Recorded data
--- Start ---

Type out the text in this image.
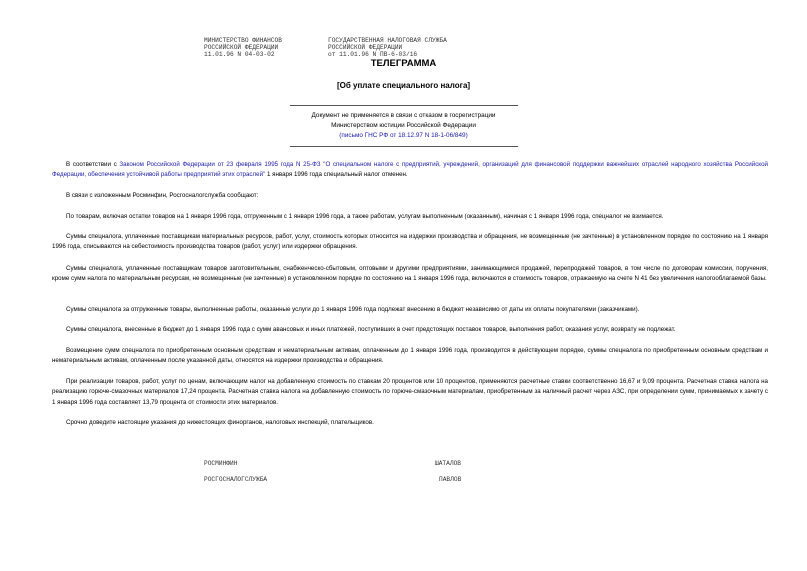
МИНИСТЕРСТВО ФИНАНСОВ
РОССИЙСКОЙ ФЕДЕРАЦИИ
11.01.96 N 04-03-02
ГОСУДАРСТВЕННАЯ НАЛОГОВАЯ СЛУЖБА
РОССИЙСКОЙ ФЕДЕРАЦИИ
от 11.01.96 N ПВ-6-03/16
ТЕЛЕГРАММА
[Об уплате специального налога]
Документ не применяется в связи с отказом в госрегистрации
Министерством юстиции Российской Федерации
(письмо ГНС РФ от 18.12.97 N 18-1-06/849)
В соответствии с Законом Российской Федерации от 23 февраля 1995 года N 25-ФЗ "О специальном налоге с предприятий, учреждений, организаций для финансовой поддержки важнейших отраслей народного хозяйства Российской Федерации, обеспечения устойчивой работы предприятий этих отраслей" 1 января 1996 года специальный налог отменен.
В связи с изложенным Росминфин, Росгосналогслужба сообщают:
По товарам, включая остатки товаров на 1 января 1996 года, отгруженным с 1 января 1996 года, а также работам, услугам выполненным (оказанным), начиная с 1 января 1996 года, спецналог не взимается.
Суммы спецналога, уплаченные поставщикам материальных ресурсов, работ, услуг, стоимость которых относится на издержки производства и обращения, не возмещенные (не зачтенные) в установленном порядке по состоянию на 1 января 1996 года, списываются на себестоимость производства товаров (работ, услуг) или издержки обращения.
Суммы спецналога, уплаченные поставщикам товаров заготовительным, снабженческо-сбытовым, оптовыми и другими предприятиями, занимающимися продажей, перепродажей товаров, в том числе по договорам комиссии, поручения, кроме сумм налога по материальным ресурсам, не возмещенные (не зачтенные) в установленном порядке по состоянию на 1 января 1996 года, включаются в стоимость товаров, отражаемую на счете N 41 без увеличения налогооблагаемой базы.
Суммы спецналога за отгруженные товары, выполненные работы, оказанные услуги до 1 января 1996 года подлежат внесению в бюджет независимо от даты их оплаты покупателями (заказчиками).
Суммы спецналога, внесенные в бюджет до 1 января 1996 года с сумм авансовых и иных платежей, поступивших в счет предстоящих поставок товаров, выполнения работ, оказания услуг, возврату не подлежат.
Возмещение сумм спецналога по приобретенным основным средствам и нематериальным активам, оплаченным до 1 января 1996 года, производится в действующем порядке, суммы спецналога по приобретенным основным средствам и нематериальным активам, оплаченным после указанной даты, относятся на издержки производства и обращения.
При реализации товаров, работ, услуг по ценам, включающим налог на добавленную стоимость по ставкам 20 процентов или 10 процентов, применяются расчетные ставки соответственно 16,67 и 9,09 процента. Расчетная ставка налога на реализацию горюче-смазочных материалов 17,24 процента. Расчетная ставка налога на добавленную стоимость по горюче-смазочным материалам, приобретенным за наличный расчет через АЗС, при определении сумм, принимаемых к зачету с 1 января 1996 года составляет 13,79 процента от стоимости этих материалов.
Срочно доведите настоящие указания до нижестоящих финорганов, налоговых инспекций, плательщиков.
РОСМИНФИН	ШАТАЛОВ
РОСГОСНАЛОГСЛУЖБА	ПАВЛОВ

--- End ---

What is being asked =
Each record above must be returned exactly as written, with its pictures omitted.

Task solution =
Type out the text in this image.
МИНИСТЕРСТВО ФИНАНСОВ
РОССИЙСКОЙ ФЕДЕРАЦИИ
11.01.96 N 04-03-02
ГОСУДАРСТВЕННАЯ НАЛОГОВАЯ СЛУЖБА
РОССИЙСКОЙ ФЕДЕРАЦИИ
от 11.01.96 N ПВ-6-03/16
ТЕЛЕГРАММА
[Об уплате специального налога]
Документ не применяется в связи с отказом в госрегистрации
Министерством юстиции Российской Федерации
(письмо ГНС РФ от 18.12.97 N 18-1-06/849)
В соответствии с Законом Российской Федерации от 23 февраля 1995 года N 25-ФЗ "О специальном налоге с предприятий, учреждений, организаций для финансовой поддержки важнейших отраслей народного хозяйства Российской Федерации, обеспечения устойчивой работы предприятий этих отраслей" 1 января 1996 года специальный налог отменен.
В связи с изложенным Росминфин, Росгосналогслужба сообщают:
По товарам, включая остатки товаров на 1 января 1996 года, отгруженным с 1 января 1996 года, а также работам, услугам выполненным (оказанным), начиная с 1 января 1996 года, спецналог не взимается.
Суммы спецналога, уплаченные поставщикам материальных ресурсов, работ, услуг, стоимость которых относится на издержки производства и обращения, не возмещенные (не зачтенные) в установленном порядке по состоянию на 1 января 1996 года, списываются на себестоимость производства товаров (работ, услуг) или издержки обращения.
Суммы спецналога, уплаченные поставщикам товаров заготовительным, снабженческо-сбытовым, оптовыми и другими предприятиями, занимающимися продажей, перепродажей товаров, в том числе по договорам комиссии, поручения, кроме сумм налога по материальным ресурсам, не возмещенные (не зачтенные) в установленном порядке по состоянию на 1 января 1996 года, включаются в стоимость товаров, отражаемую на счете N 41 без увеличения налогооблагаемой базы.
Суммы спецналога за отгруженные товары, выполненные работы, оказанные услуги до 1 января 1996 года подлежат внесению в бюджет независимо от даты их оплаты покупателями (заказчиками).
Суммы спецналога, внесенные в бюджет до 1 января 1996 года с сумм авансовых и иных платежей, поступивших в счет предстоящих поставок товаров, выполнения работ, оказания услуг, возврату не подлежат.
Возмещение сумм спецналога по приобретенным основным средствам и нематериальным активам, оплаченным до 1 января 1996 года, производится в действующем порядке, суммы спецналога по приобретенным основным средствам и нематериальным активам, оплаченным после указанной даты, относятся на издержки производства и обращения.
При реализации товаров, работ, услуг по ценам, включающим налог на добавленную стоимость по ставкам 20 процентов или 10 процентов, применяются расчетные ставки соответственно 16,67 и 9,09 процента. Расчетная ставка налога на реализацию горюче-смазочных материалов 17,24 процента. Расчетная ставка налога на добавленную стоимость по горюче-смазочным материалам, приобретенным за наличный расчет через АЗС, при определении сумм, принимаемых к зачету с 1 января 1996 года составляет 13,79 процента от стоимости этих материалов.
Срочно доведите настоящие указания до нижестоящих финорганов, налоговых инспекций, плательщиков.
РОСМИНФИН	ШАТАЛОВ
РОСГОСНАЛОГСЛУЖБА	ПАВЛОВ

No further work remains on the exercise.